YOUR INSTRUCTIONS -
The records below must be output exactly, without pictures.
=== EXERCISE INPUT ===
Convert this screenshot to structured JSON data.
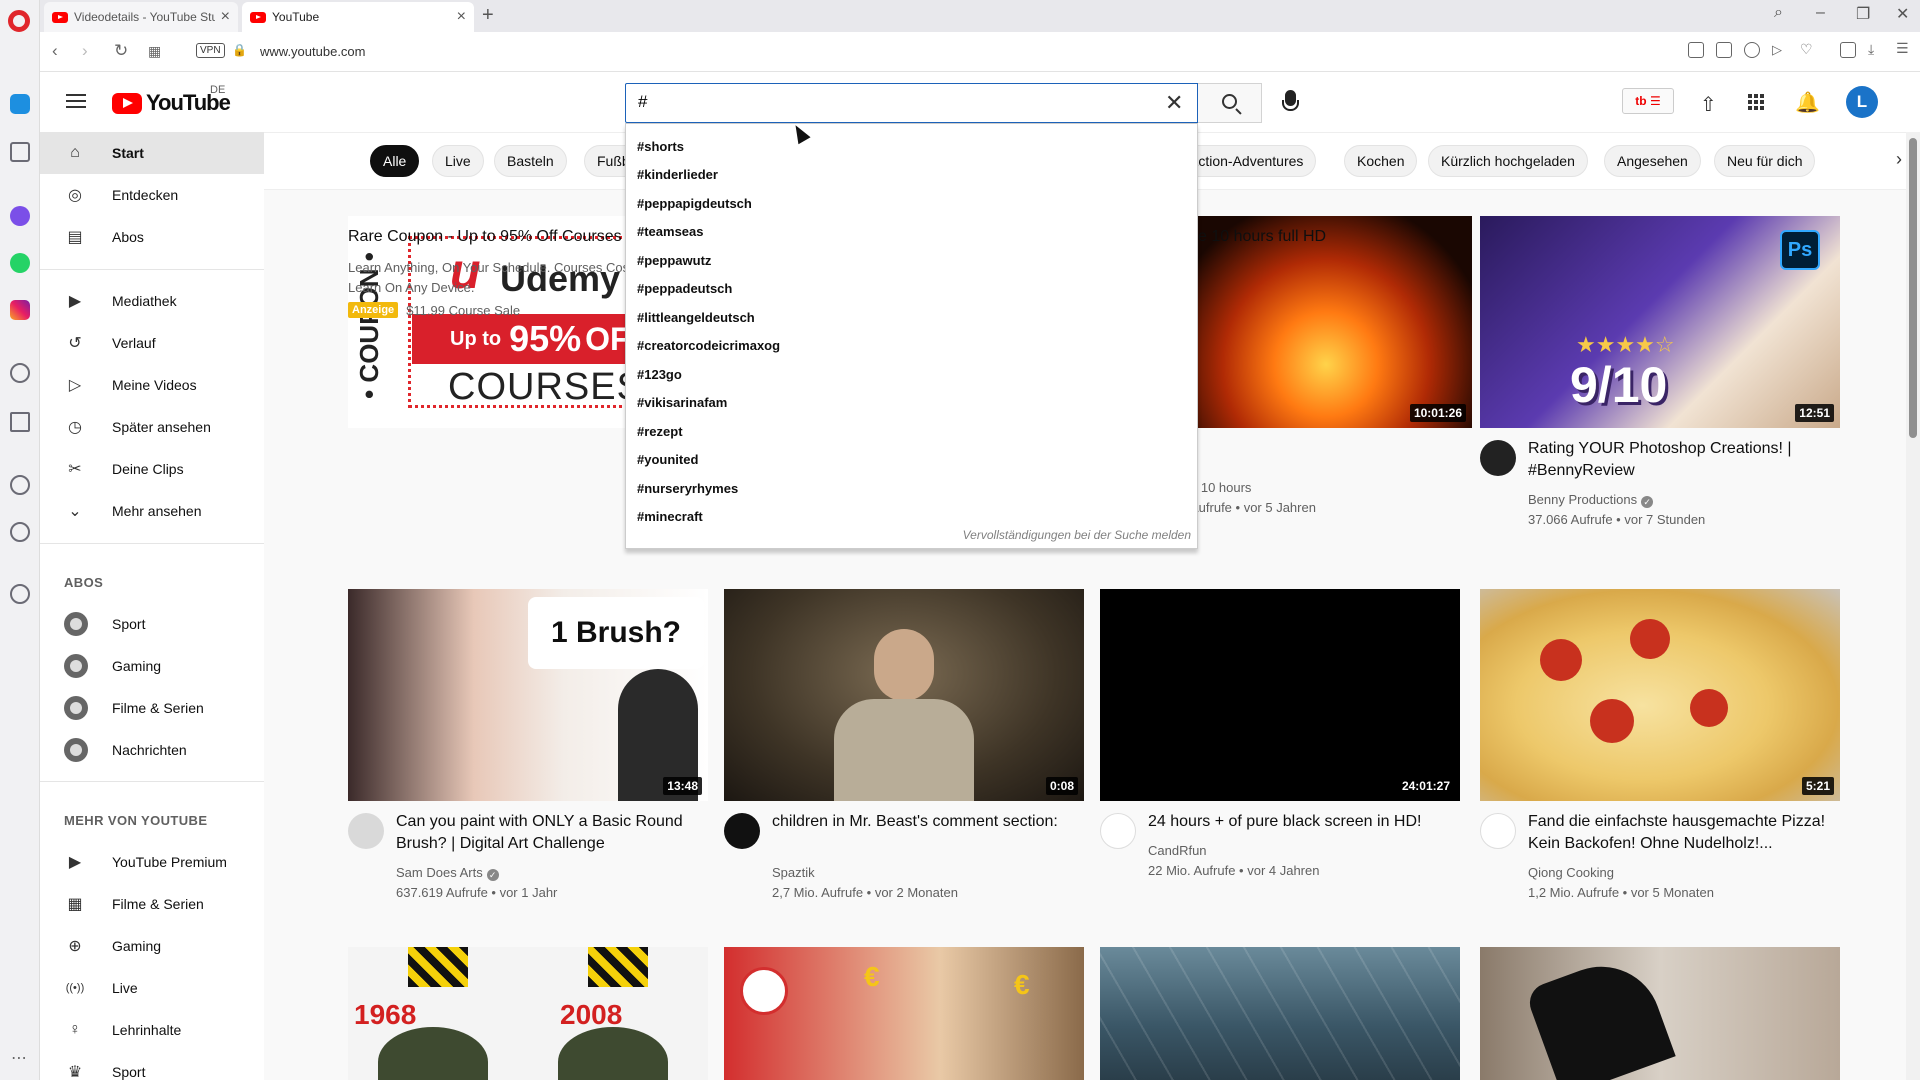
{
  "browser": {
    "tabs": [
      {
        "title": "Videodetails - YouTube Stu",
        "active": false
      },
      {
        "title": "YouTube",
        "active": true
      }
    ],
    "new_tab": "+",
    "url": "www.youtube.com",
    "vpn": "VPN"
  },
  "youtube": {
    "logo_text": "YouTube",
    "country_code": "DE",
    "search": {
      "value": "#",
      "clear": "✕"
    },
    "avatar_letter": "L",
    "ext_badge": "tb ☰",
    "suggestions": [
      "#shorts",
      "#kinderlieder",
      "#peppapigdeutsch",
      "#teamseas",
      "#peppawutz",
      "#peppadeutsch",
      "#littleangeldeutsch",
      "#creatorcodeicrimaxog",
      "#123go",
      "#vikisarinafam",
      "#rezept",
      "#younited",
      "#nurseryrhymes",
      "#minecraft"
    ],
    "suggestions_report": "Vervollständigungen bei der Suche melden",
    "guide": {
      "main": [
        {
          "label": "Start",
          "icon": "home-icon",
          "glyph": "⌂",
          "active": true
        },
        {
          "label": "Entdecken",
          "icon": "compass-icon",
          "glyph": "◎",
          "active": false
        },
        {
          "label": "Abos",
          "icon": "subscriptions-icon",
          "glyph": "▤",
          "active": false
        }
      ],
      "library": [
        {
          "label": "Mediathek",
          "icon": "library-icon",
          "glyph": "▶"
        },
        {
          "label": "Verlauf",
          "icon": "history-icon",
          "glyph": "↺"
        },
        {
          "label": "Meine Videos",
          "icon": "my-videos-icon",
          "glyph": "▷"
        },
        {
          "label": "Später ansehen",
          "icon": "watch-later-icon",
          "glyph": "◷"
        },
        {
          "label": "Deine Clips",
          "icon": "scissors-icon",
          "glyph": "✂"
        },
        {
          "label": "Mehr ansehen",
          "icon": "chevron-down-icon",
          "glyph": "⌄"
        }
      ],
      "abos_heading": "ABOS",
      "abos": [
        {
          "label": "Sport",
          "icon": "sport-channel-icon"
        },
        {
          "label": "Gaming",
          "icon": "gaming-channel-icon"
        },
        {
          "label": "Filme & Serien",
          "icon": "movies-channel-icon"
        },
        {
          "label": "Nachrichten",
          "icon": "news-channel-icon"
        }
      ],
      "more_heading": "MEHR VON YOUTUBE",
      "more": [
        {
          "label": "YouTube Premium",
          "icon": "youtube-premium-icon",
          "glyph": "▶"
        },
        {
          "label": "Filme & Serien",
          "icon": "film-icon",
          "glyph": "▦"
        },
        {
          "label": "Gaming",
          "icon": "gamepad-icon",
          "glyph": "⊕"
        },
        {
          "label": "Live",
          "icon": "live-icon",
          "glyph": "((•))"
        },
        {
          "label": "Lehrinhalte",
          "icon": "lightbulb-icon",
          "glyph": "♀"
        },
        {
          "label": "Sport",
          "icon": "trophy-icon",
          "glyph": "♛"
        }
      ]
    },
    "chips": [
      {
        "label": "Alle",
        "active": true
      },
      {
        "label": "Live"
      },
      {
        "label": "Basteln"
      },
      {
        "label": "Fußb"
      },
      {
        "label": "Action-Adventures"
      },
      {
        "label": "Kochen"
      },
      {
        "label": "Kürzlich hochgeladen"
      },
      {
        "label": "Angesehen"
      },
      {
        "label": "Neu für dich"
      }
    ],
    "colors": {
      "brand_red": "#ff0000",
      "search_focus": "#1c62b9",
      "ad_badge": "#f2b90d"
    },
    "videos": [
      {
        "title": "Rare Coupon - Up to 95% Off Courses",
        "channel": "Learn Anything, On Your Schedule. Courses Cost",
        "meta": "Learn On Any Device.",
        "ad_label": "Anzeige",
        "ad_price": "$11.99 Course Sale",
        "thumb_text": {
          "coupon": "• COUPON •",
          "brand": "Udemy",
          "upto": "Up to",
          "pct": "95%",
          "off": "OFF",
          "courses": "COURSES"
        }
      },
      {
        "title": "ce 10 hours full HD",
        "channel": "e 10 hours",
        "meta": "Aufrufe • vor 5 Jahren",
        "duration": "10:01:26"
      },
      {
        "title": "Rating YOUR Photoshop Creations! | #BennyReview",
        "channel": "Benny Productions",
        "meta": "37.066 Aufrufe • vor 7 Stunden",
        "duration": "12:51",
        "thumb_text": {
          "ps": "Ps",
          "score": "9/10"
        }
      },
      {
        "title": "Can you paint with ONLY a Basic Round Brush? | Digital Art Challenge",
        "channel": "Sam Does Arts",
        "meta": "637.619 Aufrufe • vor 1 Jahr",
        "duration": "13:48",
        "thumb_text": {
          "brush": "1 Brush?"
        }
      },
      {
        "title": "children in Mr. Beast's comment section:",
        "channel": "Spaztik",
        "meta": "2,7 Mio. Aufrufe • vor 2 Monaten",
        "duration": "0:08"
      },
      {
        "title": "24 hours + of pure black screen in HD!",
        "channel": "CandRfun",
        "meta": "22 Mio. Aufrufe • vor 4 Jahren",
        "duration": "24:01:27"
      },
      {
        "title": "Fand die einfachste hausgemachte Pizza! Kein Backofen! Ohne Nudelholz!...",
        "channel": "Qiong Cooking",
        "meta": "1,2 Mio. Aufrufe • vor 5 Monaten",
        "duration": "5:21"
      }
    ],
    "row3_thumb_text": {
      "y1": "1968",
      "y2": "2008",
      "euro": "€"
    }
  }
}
===
WORKED SOLUTION -
Convert this screenshot to structured JSON data.
{
  "browser": {
    "tabs": [
      {
        "title": "Videodetails - YouTube Stu",
        "active": false
      },
      {
        "title": "YouTube",
        "active": true
      }
    ],
    "new_tab": "+",
    "url": "www.youtube.com",
    "vpn": "VPN"
  },
  "youtube": {
    "logo_text": "YouTube",
    "country_code": "DE",
    "search": {
      "value": "#",
      "clear": "✕"
    },
    "avatar_letter": "L",
    "ext_badge": "tb ☰",
    "suggestions": [
      "#shorts",
      "#kinderlieder",
      "#peppapigdeutsch",
      "#teamseas",
      "#peppawutz",
      "#peppadeutsch",
      "#littleangeldeutsch",
      "#creatorcodeicrimaxog",
      "#123go",
      "#vikisarinafam",
      "#rezept",
      "#younited",
      "#nurseryrhymes",
      "#minecraft"
    ],
    "suggestions_report": "Vervollständigungen bei der Suche melden",
    "guide": {
      "main": [
        {
          "label": "Start",
          "icon": "home-icon",
          "glyph": "⌂",
          "active": true
        },
        {
          "label": "Entdecken",
          "icon": "compass-icon",
          "glyph": "◎",
          "active": false
        },
        {
          "label": "Abos",
          "icon": "subscriptions-icon",
          "glyph": "▤",
          "active": false
        }
      ],
      "library": [
        {
          "label": "Mediathek",
          "icon": "library-icon",
          "glyph": "▶"
        },
        {
          "label": "Verlauf",
          "icon": "history-icon",
          "glyph": "↺"
        },
        {
          "label": "Meine Videos",
          "icon": "my-videos-icon",
          "glyph": "▷"
        },
        {
          "label": "Später ansehen",
          "icon": "watch-later-icon",
          "glyph": "◷"
        },
        {
          "label": "Deine Clips",
          "icon": "scissors-icon",
          "glyph": "✂"
        },
        {
          "label": "Mehr ansehen",
          "icon": "chevron-down-icon",
          "glyph": "⌄"
        }
      ],
      "abos_heading": "ABOS",
      "abos": [
        {
          "label": "Sport",
          "icon": "sport-channel-icon"
        },
        {
          "label": "Gaming",
          "icon": "gaming-channel-icon"
        },
        {
          "label": "Filme & Serien",
          "icon": "movies-channel-icon"
        },
        {
          "label": "Nachrichten",
          "icon": "news-channel-icon"
        }
      ],
      "more_heading": "MEHR VON YOUTUBE",
      "more": [
        {
          "label": "YouTube Premium",
          "icon": "youtube-premium-icon",
          "glyph": "▶"
        },
        {
          "label": "Filme & Serien",
          "icon": "film-icon",
          "glyph": "▦"
        },
        {
          "label": "Gaming",
          "icon": "gamepad-icon",
          "glyph": "⊕"
        },
        {
          "label": "Live",
          "icon": "live-icon",
          "glyph": "((•))"
        },
        {
          "label": "Lehrinhalte",
          "icon": "lightbulb-icon",
          "glyph": "♀"
        },
        {
          "label": "Sport",
          "icon": "trophy-icon",
          "glyph": "♛"
        }
      ]
    },
    "chips": [
      {
        "label": "Alle",
        "active": true
      },
      {
        "label": "Live"
      },
      {
        "label": "Basteln"
      },
      {
        "label": "Fußb"
      },
      {
        "label": "Action-Adventures"
      },
      {
        "label": "Kochen"
      },
      {
        "label": "Kürzlich hochgeladen"
      },
      {
        "label": "Angesehen"
      },
      {
        "label": "Neu für dich"
      }
    ],
    "colors": {
      "brand_red": "#ff0000",
      "search_focus": "#1c62b9",
      "ad_badge": "#f2b90d"
    },
    "videos": [
      {
        "title": "Rare Coupon - Up to 95% Off Courses",
        "channel": "Learn Anything, On Your Schedule. Courses Cost",
        "meta": "Learn On Any Device.",
        "ad_label": "Anzeige",
        "ad_price": "$11.99 Course Sale",
        "thumb_text": {
          "coupon": "• COUPON •",
          "brand": "Udemy",
          "upto": "Up to",
          "pct": "95%",
          "off": "OFF",
          "courses": "COURSES"
        }
      },
      {
        "title": "ce 10 hours full HD",
        "channel": "e 10 hours",
        "meta": "Aufrufe • vor 5 Jahren",
        "duration": "10:01:26"
      },
      {
        "title": "Rating YOUR Photoshop Creations! | #BennyReview",
        "channel": "Benny Productions",
        "meta": "37.066 Aufrufe • vor 7 Stunden",
        "duration": "12:51",
        "thumb_text": {
          "ps": "Ps",
          "score": "9/10"
        }
      },
      {
        "title": "Can you paint with ONLY a Basic Round Brush? | Digital Art Challenge",
        "channel": "Sam Does Arts",
        "meta": "637.619 Aufrufe • vor 1 Jahr",
        "duration": "13:48",
        "thumb_text": {
          "brush": "1 Brush?"
        }
      },
      {
        "title": "children in Mr. Beast's comment section:",
        "channel": "Spaztik",
        "meta": "2,7 Mio. Aufrufe • vor 2 Monaten",
        "duration": "0:08"
      },
      {
        "title": "24 hours + of pure black screen in HD!",
        "channel": "CandRfun",
        "meta": "22 Mio. Aufrufe • vor 4 Jahren",
        "duration": "24:01:27"
      },
      {
        "title": "Fand die einfachste hausgemachte Pizza! Kein Backofen! Ohne Nudelholz!...",
        "channel": "Qiong Cooking",
        "meta": "1,2 Mio. Aufrufe • vor 5 Monaten",
        "duration": "5:21"
      }
    ],
    "row3_thumb_text": {
      "y1": "1968",
      "y2": "2008",
      "euro": "€"
    }
  }
}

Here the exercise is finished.